Saved entries:
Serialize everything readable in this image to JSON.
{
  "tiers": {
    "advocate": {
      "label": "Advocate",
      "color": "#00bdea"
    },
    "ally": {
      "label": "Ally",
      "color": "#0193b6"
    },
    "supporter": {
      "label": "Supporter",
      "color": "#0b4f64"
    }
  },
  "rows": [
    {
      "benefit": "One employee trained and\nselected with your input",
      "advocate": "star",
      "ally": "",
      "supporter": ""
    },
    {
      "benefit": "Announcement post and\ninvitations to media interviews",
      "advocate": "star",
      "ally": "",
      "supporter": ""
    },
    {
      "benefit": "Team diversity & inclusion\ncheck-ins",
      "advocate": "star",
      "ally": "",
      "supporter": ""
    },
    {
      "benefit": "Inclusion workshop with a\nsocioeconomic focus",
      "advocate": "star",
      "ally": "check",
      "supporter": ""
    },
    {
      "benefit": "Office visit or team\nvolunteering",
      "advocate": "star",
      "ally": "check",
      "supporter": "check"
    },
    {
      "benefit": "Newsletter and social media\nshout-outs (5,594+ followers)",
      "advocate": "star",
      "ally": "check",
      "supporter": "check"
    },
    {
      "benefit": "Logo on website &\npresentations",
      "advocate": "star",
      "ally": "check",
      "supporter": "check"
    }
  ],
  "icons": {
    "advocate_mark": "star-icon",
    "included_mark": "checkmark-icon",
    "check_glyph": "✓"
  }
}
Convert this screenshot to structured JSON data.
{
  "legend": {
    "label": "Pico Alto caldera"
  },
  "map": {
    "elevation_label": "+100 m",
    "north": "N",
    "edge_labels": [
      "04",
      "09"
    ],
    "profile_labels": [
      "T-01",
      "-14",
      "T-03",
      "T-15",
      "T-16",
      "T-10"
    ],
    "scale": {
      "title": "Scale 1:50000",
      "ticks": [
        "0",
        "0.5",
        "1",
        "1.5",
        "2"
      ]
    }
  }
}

TASK DIRECTIONS:
Return, word for word, every line from the line with "Convert this screenshot" to the final line of the data.

FINAL RESULT:
Convert this screenshot to structured JSON data.
{
  "legend": {
    "label": "Pico Alto caldera"
  },
  "map": {
    "elevation_label": "+100 m",
    "north": "N",
    "edge_labels": [
      "04",
      "09"
    ],
    "profile_labels": [
      "T-01",
      "-14",
      "T-03",
      "T-15",
      "T-16",
      "T-10"
    ],
    "scale": {
      "title": "Scale 1:50000",
      "ticks": [
        "0",
        "0.5",
        "1",
        "1.5",
        "2"
      ]
    }
  }
}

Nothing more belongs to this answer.